╭──
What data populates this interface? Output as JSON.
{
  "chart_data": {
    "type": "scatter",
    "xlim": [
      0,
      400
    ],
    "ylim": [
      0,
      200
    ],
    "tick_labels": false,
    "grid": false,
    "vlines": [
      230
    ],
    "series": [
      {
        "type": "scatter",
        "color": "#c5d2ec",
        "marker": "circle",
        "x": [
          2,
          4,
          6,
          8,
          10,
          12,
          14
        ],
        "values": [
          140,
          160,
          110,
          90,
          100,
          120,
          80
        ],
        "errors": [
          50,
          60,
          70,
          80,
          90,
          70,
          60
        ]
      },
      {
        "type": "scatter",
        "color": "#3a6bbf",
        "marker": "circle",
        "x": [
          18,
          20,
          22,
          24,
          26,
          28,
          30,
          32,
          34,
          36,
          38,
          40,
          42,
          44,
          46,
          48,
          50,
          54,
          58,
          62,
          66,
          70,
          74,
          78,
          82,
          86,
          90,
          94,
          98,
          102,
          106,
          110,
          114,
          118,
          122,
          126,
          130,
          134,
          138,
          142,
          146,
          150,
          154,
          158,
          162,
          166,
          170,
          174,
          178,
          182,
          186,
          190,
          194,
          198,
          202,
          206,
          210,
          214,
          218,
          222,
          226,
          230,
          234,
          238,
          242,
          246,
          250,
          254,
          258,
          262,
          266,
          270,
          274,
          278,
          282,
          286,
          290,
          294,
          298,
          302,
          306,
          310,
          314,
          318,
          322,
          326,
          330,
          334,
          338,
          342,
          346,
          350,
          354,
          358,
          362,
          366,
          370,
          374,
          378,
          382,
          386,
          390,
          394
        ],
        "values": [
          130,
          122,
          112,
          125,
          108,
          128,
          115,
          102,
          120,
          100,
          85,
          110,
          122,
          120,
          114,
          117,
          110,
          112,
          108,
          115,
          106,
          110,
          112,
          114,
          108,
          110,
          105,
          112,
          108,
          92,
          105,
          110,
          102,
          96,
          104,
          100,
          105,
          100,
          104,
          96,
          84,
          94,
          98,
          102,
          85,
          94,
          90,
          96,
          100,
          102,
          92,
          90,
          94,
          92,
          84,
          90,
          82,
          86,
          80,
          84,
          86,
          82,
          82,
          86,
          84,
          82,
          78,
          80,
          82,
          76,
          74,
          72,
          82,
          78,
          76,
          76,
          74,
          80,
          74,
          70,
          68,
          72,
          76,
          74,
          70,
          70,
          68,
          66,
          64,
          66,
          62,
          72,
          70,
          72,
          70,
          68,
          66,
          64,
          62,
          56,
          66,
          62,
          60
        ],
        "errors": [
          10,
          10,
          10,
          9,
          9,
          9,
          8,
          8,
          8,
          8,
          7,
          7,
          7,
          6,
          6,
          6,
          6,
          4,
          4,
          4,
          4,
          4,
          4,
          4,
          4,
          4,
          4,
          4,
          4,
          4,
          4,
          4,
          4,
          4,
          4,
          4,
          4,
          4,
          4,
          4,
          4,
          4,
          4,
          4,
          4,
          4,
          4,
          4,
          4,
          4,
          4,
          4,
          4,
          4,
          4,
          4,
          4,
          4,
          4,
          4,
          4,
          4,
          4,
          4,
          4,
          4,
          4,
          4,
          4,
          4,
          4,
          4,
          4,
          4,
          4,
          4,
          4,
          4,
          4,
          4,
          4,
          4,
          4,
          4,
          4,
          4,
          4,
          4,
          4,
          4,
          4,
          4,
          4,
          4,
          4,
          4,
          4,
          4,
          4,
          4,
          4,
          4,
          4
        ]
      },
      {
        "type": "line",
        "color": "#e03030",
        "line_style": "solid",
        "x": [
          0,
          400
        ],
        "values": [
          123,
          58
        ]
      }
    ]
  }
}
╰──
◆ **WHAT IS EXPECTED**
Working from the material above, retype it in its entirety without change.

◆ **EXERCISE RESULT**
What data populates this interface? Output as JSON.
{
  "chart_data": {
    "type": "scatter",
    "xlim": [
      0,
      400
    ],
    "ylim": [
      0,
      200
    ],
    "tick_labels": false,
    "grid": false,
    "vlines": [
      230
    ],
    "series": [
      {
        "type": "scatter",
        "color": "#c5d2ec",
        "marker": "circle",
        "x": [
          2,
          4,
          6,
          8,
          10,
          12,
          14
        ],
        "values": [
          140,
          160,
          110,
          90,
          100,
          120,
          80
        ],
        "errors": [
          50,
          60,
          70,
          80,
          90,
          70,
          60
        ]
      },
      {
        "type": "scatter",
        "color": "#3a6bbf",
        "marker": "circle",
        "x": [
          18,
          20,
          22,
          24,
          26,
          28,
          30,
          32,
          34,
          36,
          38,
          40,
          42,
          44,
          46,
          48,
          50,
          54,
          58,
          62,
          66,
          70,
          74,
          78,
          82,
          86,
          90,
          94,
          98,
          102,
          106,
          110,
          114,
          118,
          122,
          126,
          130,
          134,
          138,
          142,
          146,
          150,
          154,
          158,
          162,
          166,
          170,
          174,
          178,
          182,
          186,
          190,
          194,
          198,
          202,
          206,
          210,
          214,
          218,
          222,
          226,
          230,
          234,
          238,
          242,
          246,
          250,
          254,
          258,
          262,
          266,
          270,
          274,
          278,
          282,
          286,
          290,
          294,
          298,
          302,
          306,
          310,
          314,
          318,
          322,
          326,
          330,
          334,
          338,
          342,
          346,
          350,
          354,
          358,
          362,
          366,
          370,
          374,
          378,
          382,
          386,
          390,
          394
        ],
        "values": [
          130,
          122,
          112,
          125,
          108,
          128,
          115,
          102,
          120,
          100,
          85,
          110,
          122,
          120,
          114,
          117,
          110,
          112,
          108,
          115,
          106,
          110,
          112,
          114,
          108,
          110,
          105,
          112,
          108,
          92,
          105,
          110,
          102,
          96,
          104,
          100,
          105,
          100,
          104,
          96,
          84,
          94,
          98,
          102,
          85,
          94,
          90,
          96,
          100,
          102,
          92,
          90,
          94,
          92,
          84,
          90,
          82,
          86,
          80,
          84,
          86,
          82,
          82,
          86,
          84,
          82,
          78,
          80,
          82,
          76,
          74,
          72,
          82,
          78,
          76,
          76,
          74,
          80,
          74,
          70,
          68,
          72,
          76,
          74,
          70,
          70,
          68,
          66,
          64,
          66,
          62,
          72,
          70,
          72,
          70,
          68,
          66,
          64,
          62,
          56,
          66,
          62,
          60
        ],
        "errors": [
          10,
          10,
          10,
          9,
          9,
          9,
          8,
          8,
          8,
          8,
          7,
          7,
          7,
          6,
          6,
          6,
          6,
          4,
          4,
          4,
          4,
          4,
          4,
          4,
          4,
          4,
          4,
          4,
          4,
          4,
          4,
          4,
          4,
          4,
          4,
          4,
          4,
          4,
          4,
          4,
          4,
          4,
          4,
          4,
          4,
          4,
          4,
          4,
          4,
          4,
          4,
          4,
          4,
          4,
          4,
          4,
          4,
          4,
          4,
          4,
          4,
          4,
          4,
          4,
          4,
          4,
          4,
          4,
          4,
          4,
          4,
          4,
          4,
          4,
          4,
          4,
          4,
          4,
          4,
          4,
          4,
          4,
          4,
          4,
          4,
          4,
          4,
          4,
          4,
          4,
          4,
          4,
          4,
          4,
          4,
          4,
          4,
          4,
          4,
          4,
          4,
          4,
          4
        ]
      },
      {
        "type": "line",
        "color": "#e03030",
        "line_style": "solid",
        "x": [
          0,
          400
        ],
        "values": [
          123,
          58
        ]
      }
    ]
  }
}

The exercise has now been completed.